--- begin ---

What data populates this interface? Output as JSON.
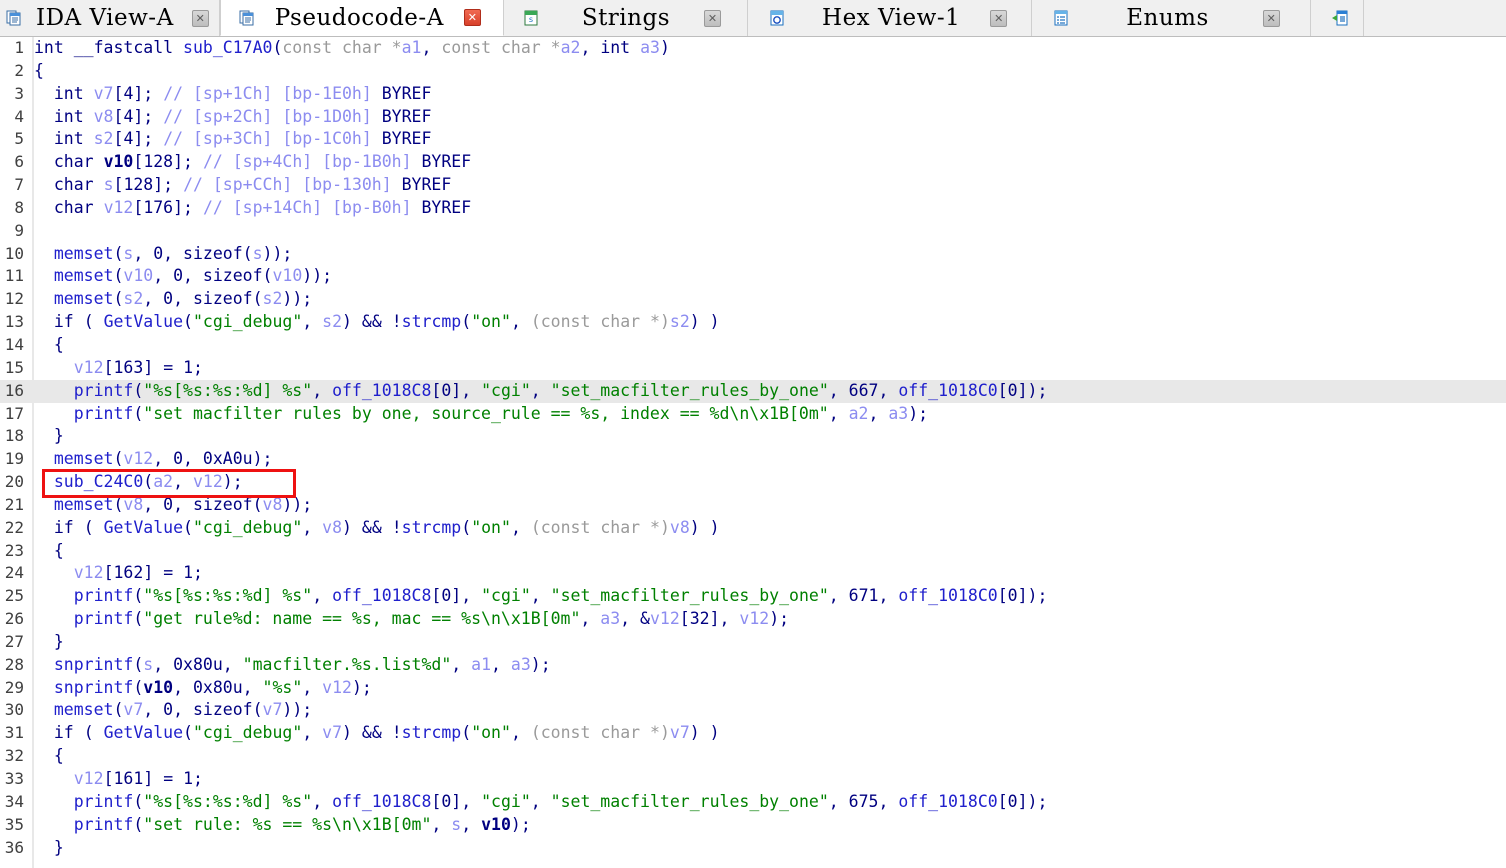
{
  "window": {
    "app": "IDA Pro",
    "view": "Pseudocode-A"
  },
  "tabs": [
    {
      "label": "IDA View-A",
      "icon": "document-blue-icon",
      "close": "close-icon",
      "active": false,
      "close_style": "grey"
    },
    {
      "label": "Pseudocode-A",
      "icon": "document-blue-icon",
      "close": "close-icon",
      "active": true,
      "close_style": "red"
    },
    {
      "label": "Strings",
      "icon": "strings-icon",
      "close": "close-icon",
      "active": false,
      "close_style": "grey"
    },
    {
      "label": "Hex View-1",
      "icon": "hex-view-icon",
      "close": "close-icon",
      "active": false,
      "close_style": "grey"
    },
    {
      "label": "Enums",
      "icon": "enums-icon",
      "close": "close-icon",
      "active": false,
      "close_style": "grey"
    }
  ],
  "overflow_tab": {
    "icon": "imports-icon"
  },
  "colors": {
    "background": "#ffffff",
    "tabbar_bg": "#f0f0f0",
    "current_line_highlight": "#e8e8e8",
    "annotation_red": "#ee1111",
    "keyword": "#000080",
    "function": "#2020cc",
    "string": "#008000",
    "variable": "#8c8cf0",
    "comment": "#8c8cf0",
    "cast": "#9a9a9a",
    "line_number": "#404040"
  },
  "annotation": {
    "shape": "rectangle",
    "color": "#ee1111",
    "target_line": 20,
    "target_text": "sub_C24C0(a2, v12);"
  },
  "code": {
    "function_signature": "int __fastcall sub_C17A0(const char *a1, const char *a2, int a3)",
    "highlighted_line": 16,
    "first_line": 1,
    "last_line": 36,
    "lines": [
      {
        "n": "1",
        "text": "int __fastcall sub_C17A0(const char *a1, const char *a2, int a3)"
      },
      {
        "n": "2",
        "text": "{"
      },
      {
        "n": "3",
        "text": "  int v7[4]; // [sp+1Ch] [bp-1E0h] BYREF"
      },
      {
        "n": "4",
        "text": "  int v8[4]; // [sp+2Ch] [bp-1D0h] BYREF"
      },
      {
        "n": "5",
        "text": "  int s2[4]; // [sp+3Ch] [bp-1C0h] BYREF"
      },
      {
        "n": "6",
        "text": "  char v10[128]; // [sp+4Ch] [bp-1B0h] BYREF"
      },
      {
        "n": "7",
        "text": "  char s[128]; // [sp+CCh] [bp-130h] BYREF"
      },
      {
        "n": "8",
        "text": "  char v12[176]; // [sp+14Ch] [bp-B0h] BYREF"
      },
      {
        "n": "9",
        "text": ""
      },
      {
        "n": "10",
        "text": "  memset(s, 0, sizeof(s));"
      },
      {
        "n": "11",
        "text": "  memset(v10, 0, sizeof(v10));"
      },
      {
        "n": "12",
        "text": "  memset(s2, 0, sizeof(s2));"
      },
      {
        "n": "13",
        "text": "  if ( GetValue(\"cgi_debug\", s2) && !strcmp(\"on\", (const char *)s2) )"
      },
      {
        "n": "14",
        "text": "  {"
      },
      {
        "n": "15",
        "text": "    v12[163] = 1;"
      },
      {
        "n": "16",
        "text": "    printf(\"%s[%s:%s:%d] %s\", off_1018C8[0], \"cgi\", \"set_macfilter_rules_by_one\", 667, off_1018C0[0]);"
      },
      {
        "n": "17",
        "text": "    printf(\"set macfilter rules by one, source_rule == %s, index == %d\\n\\x1B[0m\", a2, a3);"
      },
      {
        "n": "18",
        "text": "  }"
      },
      {
        "n": "19",
        "text": "  memset(v12, 0, 0xA0u);"
      },
      {
        "n": "20",
        "text": "  sub_C24C0(a2, v12);"
      },
      {
        "n": "21",
        "text": "  memset(v8, 0, sizeof(v8));"
      },
      {
        "n": "22",
        "text": "  if ( GetValue(\"cgi_debug\", v8) && !strcmp(\"on\", (const char *)v8) )"
      },
      {
        "n": "23",
        "text": "  {"
      },
      {
        "n": "24",
        "text": "    v12[162] = 1;"
      },
      {
        "n": "25",
        "text": "    printf(\"%s[%s:%s:%d] %s\", off_1018C8[0], \"cgi\", \"set_macfilter_rules_by_one\", 671, off_1018C0[0]);"
      },
      {
        "n": "26",
        "text": "    printf(\"get rule%d: name == %s, mac == %s\\n\\x1B[0m\", a3, &v12[32], v12);"
      },
      {
        "n": "27",
        "text": "  }"
      },
      {
        "n": "28",
        "text": "  snprintf(s, 0x80u, \"macfilter.%s.list%d\", a1, a3);"
      },
      {
        "n": "29",
        "text": "  snprintf(v10, 0x80u, \"%s\", v12);"
      },
      {
        "n": "30",
        "text": "  memset(v7, 0, sizeof(v7));"
      },
      {
        "n": "31",
        "text": "  if ( GetValue(\"cgi_debug\", v7) && !strcmp(\"on\", (const char *)v7) )"
      },
      {
        "n": "32",
        "text": "  {"
      },
      {
        "n": "33",
        "text": "    v12[161] = 1;"
      },
      {
        "n": "34",
        "text": "    printf(\"%s[%s:%s:%d] %s\", off_1018C8[0], \"cgi\", \"set_macfilter_rules_by_one\", 675, off_1018C0[0]);"
      },
      {
        "n": "35",
        "text": "    printf(\"set rule: %s == %s\\n\\x1B[0m\", s, v10);"
      },
      {
        "n": "36",
        "text": "  }"
      }
    ]
  }
}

--- end ---

■ **Aim of the exercise**
Compute how many lines include the string "label", then give that number by itself.

■ **Full answer**
5